* PROBLEM REQUIREMENTS *
Each entry that follows must be output without any deviation.

* EXTRACTED MATERIAL *
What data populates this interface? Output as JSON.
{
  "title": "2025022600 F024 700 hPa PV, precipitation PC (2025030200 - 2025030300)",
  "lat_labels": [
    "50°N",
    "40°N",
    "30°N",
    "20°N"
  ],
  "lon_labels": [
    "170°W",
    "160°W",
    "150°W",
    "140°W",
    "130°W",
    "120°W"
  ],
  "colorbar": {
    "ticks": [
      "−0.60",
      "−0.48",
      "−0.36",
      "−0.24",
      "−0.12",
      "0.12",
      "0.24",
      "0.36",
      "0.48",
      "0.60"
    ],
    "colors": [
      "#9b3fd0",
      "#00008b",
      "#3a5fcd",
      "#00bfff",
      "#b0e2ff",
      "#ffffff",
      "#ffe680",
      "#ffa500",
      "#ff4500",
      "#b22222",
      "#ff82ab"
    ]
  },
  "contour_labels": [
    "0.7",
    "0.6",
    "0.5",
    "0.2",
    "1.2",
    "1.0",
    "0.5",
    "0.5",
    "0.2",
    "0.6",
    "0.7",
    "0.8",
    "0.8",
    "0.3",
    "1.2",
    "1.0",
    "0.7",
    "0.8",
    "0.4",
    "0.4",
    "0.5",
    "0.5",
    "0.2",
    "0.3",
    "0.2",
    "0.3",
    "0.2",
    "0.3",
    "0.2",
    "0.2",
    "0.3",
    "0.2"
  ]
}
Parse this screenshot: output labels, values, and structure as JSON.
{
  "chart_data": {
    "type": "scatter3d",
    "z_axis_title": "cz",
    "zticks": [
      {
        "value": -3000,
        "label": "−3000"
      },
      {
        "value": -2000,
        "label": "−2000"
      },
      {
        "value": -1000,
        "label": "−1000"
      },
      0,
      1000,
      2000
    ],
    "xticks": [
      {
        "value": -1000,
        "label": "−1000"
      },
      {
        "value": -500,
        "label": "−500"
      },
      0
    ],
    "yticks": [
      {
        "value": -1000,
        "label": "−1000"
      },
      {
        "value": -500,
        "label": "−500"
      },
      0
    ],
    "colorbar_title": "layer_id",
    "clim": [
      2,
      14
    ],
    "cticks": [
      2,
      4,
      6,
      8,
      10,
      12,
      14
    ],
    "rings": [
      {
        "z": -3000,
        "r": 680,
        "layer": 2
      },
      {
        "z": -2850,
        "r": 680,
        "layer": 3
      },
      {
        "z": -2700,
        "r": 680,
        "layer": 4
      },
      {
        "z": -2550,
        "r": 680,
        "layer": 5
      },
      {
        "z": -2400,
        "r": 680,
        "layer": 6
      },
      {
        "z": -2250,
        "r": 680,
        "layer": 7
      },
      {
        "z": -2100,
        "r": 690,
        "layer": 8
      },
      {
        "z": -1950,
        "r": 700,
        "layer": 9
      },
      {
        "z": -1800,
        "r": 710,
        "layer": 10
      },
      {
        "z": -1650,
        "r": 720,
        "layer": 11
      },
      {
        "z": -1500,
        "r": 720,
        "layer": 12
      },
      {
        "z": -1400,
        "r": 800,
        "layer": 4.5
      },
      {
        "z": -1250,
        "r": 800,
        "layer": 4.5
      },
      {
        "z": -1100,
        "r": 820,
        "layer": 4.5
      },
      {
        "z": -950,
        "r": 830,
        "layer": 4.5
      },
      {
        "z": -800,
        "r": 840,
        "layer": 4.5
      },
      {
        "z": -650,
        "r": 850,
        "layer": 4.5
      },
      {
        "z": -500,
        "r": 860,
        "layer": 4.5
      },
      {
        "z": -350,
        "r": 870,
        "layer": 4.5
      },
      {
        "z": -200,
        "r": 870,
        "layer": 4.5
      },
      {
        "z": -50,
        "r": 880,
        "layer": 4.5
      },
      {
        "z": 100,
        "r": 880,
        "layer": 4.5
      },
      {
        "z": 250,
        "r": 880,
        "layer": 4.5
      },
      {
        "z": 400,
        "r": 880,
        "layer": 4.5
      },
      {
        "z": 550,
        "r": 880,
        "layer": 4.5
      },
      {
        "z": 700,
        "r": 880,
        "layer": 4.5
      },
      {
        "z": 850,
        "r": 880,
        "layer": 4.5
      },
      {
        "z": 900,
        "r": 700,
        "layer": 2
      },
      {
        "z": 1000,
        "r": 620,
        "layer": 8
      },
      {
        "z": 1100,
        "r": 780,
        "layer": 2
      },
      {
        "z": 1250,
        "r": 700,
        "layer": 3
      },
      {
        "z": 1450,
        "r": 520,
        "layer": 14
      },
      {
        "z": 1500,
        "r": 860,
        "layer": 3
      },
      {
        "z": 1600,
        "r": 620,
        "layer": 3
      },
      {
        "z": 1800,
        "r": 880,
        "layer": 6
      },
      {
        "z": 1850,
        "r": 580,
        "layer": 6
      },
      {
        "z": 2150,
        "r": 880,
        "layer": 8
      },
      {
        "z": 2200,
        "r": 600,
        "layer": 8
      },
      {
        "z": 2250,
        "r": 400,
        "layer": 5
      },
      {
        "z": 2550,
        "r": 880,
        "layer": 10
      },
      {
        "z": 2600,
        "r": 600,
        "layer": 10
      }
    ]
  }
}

* TASK ANSWER *
What data populates this interface? Output as JSON.
{
  "title": "2025022600 F024 700 hPa PV, precipitation PC (2025030200 - 2025030300)",
  "lat_labels": [
    "50°N",
    "40°N",
    "30°N",
    "20°N"
  ],
  "lon_labels": [
    "170°W",
    "160°W",
    "150°W",
    "140°W",
    "130°W",
    "120°W"
  ],
  "colorbar": {
    "ticks": [
      "−0.60",
      "−0.48",
      "−0.36",
      "−0.24",
      "−0.12",
      "0.12",
      "0.24",
      "0.36",
      "0.48",
      "0.60"
    ],
    "colors": [
      "#9b3fd0",
      "#00008b",
      "#3a5fcd",
      "#00bfff",
      "#b0e2ff",
      "#ffffff",
      "#ffe680",
      "#ffa500",
      "#ff4500",
      "#b22222",
      "#ff82ab"
    ]
  },
  "contour_labels": [
    "0.7",
    "0.6",
    "0.5",
    "0.2",
    "1.2",
    "1.0",
    "0.5",
    "0.5",
    "0.2",
    "0.6",
    "0.7",
    "0.8",
    "0.8",
    "0.3",
    "1.2",
    "1.0",
    "0.7",
    "0.8",
    "0.4",
    "0.4",
    "0.5",
    "0.5",
    "0.2",
    "0.3",
    "0.2",
    "0.3",
    "0.2",
    "0.3",
    "0.2",
    "0.2",
    "0.3",
    "0.2"
  ]
}
Parse this screenshot: output labels, values, and structure as JSON.
{
  "chart_data": {
    "type": "scatter3d",
    "z_axis_title": "cz",
    "zticks": [
      {
        "value": -3000,
        "label": "−3000"
      },
      {
        "value": -2000,
        "label": "−2000"
      },
      {
        "value": -1000,
        "label": "−1000"
      },
      0,
      1000,
      2000
    ],
    "xticks": [
      {
        "value": -1000,
        "label": "−1000"
      },
      {
        "value": -500,
        "label": "−500"
      },
      0
    ],
    "yticks": [
      {
        "value": -1000,
        "label": "−1000"
      },
      {
        "value": -500,
        "label": "−500"
      },
      0
    ],
    "colorbar_title": "layer_id",
    "clim": [
      2,
      14
    ],
    "cticks": [
      2,
      4,
      6,
      8,
      10,
      12,
      14
    ],
    "rings": [
      {
        "z": -3000,
        "r": 680,
        "layer": 2
      },
      {
        "z": -2850,
        "r": 680,
        "layer": 3
      },
      {
        "z": -2700,
        "r": 680,
        "layer": 4
      },
      {
        "z": -2550,
        "r": 680,
        "layer": 5
      },
      {
        "z": -2400,
        "r": 680,
        "layer": 6
      },
      {
        "z": -2250,
        "r": 680,
        "layer": 7
      },
      {
        "z": -2100,
        "r": 690,
        "layer": 8
      },
      {
        "z": -1950,
        "r": 700,
        "layer": 9
      },
      {
        "z": -1800,
        "r": 710,
        "layer": 10
      },
      {
        "z": -1650,
        "r": 720,
        "layer": 11
      },
      {
        "z": -1500,
        "r": 720,
        "layer": 12
      },
      {
        "z": -1400,
        "r": 800,
        "layer": 4.5
      },
      {
        "z": -1250,
        "r": 800,
        "layer": 4.5
      },
      {
        "z": -1100,
        "r": 820,
        "layer": 4.5
      },
      {
        "z": -950,
        "r": 830,
        "layer": 4.5
      },
      {
        "z": -800,
        "r": 840,
        "layer": 4.5
      },
      {
        "z": -650,
        "r": 850,
        "layer": 4.5
      },
      {
        "z": -500,
        "r": 860,
        "layer": 4.5
      },
      {
        "z": -350,
        "r": 870,
        "layer": 4.5
      },
      {
        "z": -200,
        "r": 870,
        "layer": 4.5
      },
      {
        "z": -50,
        "r": 880,
        "layer": 4.5
      },
      {
        "z": 100,
        "r": 880,
        "layer": 4.5
      },
      {
        "z": 250,
        "r": 880,
        "layer": 4.5
      },
      {
        "z": 400,
        "r": 880,
        "layer": 4.5
      },
      {
        "z": 550,
        "r": 880,
        "layer": 4.5
      },
      {
        "z": 700,
        "r": 880,
        "layer": 4.5
      },
      {
        "z": 850,
        "r": 880,
        "layer": 4.5
      },
      {
        "z": 900,
        "r": 700,
        "layer": 2
      },
      {
        "z": 1000,
        "r": 620,
        "layer": 8
      },
      {
        "z": 1100,
        "r": 780,
        "layer": 2
      },
      {
        "z": 1250,
        "r": 700,
        "layer": 3
      },
      {
        "z": 1450,
        "r": 520,
        "layer": 14
      },
      {
        "z": 1500,
        "r": 860,
        "layer": 3
      },
      {
        "z": 1600,
        "r": 620,
        "layer": 3
      },
      {
        "z": 1800,
        "r": 880,
        "layer": 6
      },
      {
        "z": 1850,
        "r": 580,
        "layer": 6
      },
      {
        "z": 2150,
        "r": 880,
        "layer": 8
      },
      {
        "z": 2200,
        "r": 600,
        "layer": 8
      },
      {
        "z": 2250,
        "r": 400,
        "layer": 5
      },
      {
        "z": 2550,
        "r": 880,
        "layer": 10
      },
      {
        "z": 2600,
        "r": 600,
        "layer": 10
      }
    ]
  }
}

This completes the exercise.